--- Start Source records ---

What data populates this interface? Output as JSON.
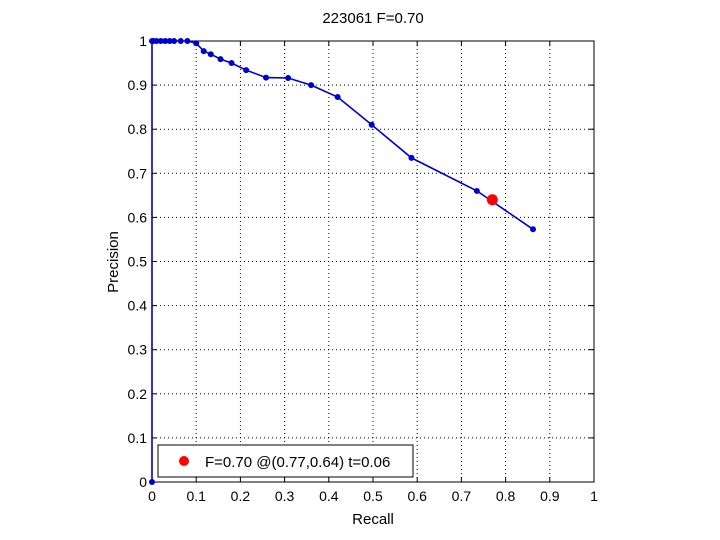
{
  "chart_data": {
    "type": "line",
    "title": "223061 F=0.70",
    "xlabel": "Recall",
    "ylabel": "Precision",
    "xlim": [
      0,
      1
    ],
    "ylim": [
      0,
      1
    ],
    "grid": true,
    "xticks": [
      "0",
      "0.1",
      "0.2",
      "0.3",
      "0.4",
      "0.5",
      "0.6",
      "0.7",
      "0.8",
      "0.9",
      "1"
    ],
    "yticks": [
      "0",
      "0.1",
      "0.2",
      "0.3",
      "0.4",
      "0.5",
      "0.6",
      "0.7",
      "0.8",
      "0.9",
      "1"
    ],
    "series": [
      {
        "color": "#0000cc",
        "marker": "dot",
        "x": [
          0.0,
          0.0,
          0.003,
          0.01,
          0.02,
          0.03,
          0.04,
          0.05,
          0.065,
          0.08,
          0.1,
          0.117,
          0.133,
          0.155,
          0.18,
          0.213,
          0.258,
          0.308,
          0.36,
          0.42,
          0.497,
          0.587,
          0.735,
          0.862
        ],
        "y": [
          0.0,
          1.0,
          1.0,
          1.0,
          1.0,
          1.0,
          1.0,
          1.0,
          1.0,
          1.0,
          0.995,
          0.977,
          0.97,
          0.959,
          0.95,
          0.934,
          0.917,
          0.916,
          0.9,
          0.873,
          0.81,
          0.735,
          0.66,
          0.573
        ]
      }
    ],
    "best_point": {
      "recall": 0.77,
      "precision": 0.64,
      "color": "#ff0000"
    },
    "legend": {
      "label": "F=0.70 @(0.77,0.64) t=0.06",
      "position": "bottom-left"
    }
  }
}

--- End Source records ---
--- Start Source records ---

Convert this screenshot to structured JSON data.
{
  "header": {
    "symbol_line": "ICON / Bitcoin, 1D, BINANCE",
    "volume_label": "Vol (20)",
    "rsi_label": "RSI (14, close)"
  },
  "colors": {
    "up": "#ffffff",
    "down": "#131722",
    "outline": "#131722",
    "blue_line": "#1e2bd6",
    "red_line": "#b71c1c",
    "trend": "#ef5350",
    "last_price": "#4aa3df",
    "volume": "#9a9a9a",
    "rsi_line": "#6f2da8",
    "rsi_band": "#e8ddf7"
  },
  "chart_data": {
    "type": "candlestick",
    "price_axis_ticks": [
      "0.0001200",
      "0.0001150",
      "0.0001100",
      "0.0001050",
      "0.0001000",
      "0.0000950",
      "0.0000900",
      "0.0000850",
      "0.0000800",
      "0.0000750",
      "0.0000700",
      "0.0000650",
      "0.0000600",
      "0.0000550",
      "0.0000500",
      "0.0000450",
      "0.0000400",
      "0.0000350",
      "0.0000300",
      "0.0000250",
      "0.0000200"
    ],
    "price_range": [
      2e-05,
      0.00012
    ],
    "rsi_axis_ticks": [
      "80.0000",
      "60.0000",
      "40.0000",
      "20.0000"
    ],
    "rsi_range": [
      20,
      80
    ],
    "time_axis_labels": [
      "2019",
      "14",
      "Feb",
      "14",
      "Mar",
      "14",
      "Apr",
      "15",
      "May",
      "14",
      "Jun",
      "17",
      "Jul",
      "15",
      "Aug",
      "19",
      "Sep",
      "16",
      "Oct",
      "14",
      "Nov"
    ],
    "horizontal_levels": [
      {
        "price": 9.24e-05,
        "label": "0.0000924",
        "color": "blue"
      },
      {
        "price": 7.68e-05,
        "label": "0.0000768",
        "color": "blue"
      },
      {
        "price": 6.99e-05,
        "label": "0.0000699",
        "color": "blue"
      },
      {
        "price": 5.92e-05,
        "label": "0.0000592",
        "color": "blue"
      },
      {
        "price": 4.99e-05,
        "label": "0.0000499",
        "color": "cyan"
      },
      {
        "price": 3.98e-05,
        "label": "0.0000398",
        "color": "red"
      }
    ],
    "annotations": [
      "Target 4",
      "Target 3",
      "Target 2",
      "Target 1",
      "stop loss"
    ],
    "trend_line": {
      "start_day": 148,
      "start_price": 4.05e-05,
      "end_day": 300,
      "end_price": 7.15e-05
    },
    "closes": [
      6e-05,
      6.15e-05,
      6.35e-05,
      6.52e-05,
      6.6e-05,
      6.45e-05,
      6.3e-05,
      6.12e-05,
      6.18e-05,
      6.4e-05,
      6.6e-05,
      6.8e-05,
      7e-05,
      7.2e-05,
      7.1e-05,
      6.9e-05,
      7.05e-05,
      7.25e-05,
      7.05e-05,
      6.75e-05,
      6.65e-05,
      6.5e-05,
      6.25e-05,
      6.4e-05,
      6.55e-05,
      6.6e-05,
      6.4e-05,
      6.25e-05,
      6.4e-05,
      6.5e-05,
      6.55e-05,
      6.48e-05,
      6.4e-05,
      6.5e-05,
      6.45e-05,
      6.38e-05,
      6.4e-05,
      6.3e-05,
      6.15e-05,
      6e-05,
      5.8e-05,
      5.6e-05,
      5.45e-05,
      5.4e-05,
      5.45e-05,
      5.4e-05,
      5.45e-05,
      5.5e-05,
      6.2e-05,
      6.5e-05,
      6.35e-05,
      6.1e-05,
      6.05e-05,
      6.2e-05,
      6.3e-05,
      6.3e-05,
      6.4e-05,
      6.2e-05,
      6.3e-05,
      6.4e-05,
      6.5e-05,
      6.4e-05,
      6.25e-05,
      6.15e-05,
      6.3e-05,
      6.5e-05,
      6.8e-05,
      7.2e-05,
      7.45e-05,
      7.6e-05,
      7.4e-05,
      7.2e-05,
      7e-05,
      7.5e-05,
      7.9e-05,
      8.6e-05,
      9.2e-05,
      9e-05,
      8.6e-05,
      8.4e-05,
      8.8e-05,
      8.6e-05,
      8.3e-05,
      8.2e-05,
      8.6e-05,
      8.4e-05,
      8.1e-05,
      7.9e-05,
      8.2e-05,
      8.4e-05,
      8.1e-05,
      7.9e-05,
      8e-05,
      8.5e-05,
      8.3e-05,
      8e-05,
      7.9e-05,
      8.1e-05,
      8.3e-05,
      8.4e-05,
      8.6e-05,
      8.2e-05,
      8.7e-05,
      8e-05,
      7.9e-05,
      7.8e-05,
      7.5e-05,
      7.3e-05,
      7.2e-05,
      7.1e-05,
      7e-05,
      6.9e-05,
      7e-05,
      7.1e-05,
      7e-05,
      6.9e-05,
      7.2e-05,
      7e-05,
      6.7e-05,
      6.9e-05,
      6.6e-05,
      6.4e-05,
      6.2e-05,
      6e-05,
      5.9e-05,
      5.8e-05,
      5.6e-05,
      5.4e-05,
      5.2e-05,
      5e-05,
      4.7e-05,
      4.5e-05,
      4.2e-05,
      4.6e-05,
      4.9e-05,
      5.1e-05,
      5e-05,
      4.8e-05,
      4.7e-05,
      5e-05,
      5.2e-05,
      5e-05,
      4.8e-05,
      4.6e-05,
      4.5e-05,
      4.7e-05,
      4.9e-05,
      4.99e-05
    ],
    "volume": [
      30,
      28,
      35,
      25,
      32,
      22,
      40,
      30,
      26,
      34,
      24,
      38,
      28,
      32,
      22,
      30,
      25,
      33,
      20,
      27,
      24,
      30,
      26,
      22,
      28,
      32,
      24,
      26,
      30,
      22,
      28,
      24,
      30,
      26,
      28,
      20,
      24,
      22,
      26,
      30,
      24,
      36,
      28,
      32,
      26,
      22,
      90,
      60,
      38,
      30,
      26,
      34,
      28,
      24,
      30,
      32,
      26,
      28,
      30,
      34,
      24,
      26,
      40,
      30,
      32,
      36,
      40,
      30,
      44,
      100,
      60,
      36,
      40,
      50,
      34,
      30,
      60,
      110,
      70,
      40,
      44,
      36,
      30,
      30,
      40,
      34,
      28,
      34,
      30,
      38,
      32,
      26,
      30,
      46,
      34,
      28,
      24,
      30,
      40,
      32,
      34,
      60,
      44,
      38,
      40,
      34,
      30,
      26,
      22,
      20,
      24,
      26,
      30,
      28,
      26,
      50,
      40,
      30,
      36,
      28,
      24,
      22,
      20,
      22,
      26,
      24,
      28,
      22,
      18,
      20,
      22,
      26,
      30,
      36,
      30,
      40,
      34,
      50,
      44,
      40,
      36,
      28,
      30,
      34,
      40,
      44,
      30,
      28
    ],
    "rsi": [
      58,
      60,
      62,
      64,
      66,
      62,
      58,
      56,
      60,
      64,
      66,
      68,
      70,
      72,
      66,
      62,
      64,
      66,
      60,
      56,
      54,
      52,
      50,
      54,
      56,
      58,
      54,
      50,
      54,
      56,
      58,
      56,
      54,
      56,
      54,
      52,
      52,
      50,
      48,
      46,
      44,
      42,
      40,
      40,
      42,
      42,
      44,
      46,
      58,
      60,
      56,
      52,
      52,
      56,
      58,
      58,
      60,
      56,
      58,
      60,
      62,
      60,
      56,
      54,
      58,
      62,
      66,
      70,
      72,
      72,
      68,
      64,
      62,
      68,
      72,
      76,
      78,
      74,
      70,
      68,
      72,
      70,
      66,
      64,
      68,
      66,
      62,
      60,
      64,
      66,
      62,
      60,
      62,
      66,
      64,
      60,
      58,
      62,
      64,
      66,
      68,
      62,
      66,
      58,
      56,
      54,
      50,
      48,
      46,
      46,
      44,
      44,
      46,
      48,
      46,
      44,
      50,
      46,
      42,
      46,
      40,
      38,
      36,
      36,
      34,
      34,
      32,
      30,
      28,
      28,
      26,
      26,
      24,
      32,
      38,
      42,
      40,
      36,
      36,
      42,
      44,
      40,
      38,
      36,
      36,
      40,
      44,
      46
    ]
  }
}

--- End Source records ---

■ **Exercise details**
Of all the lines in the material above, how many contain the word "this"? Give only the count.

■ **Written answer**
2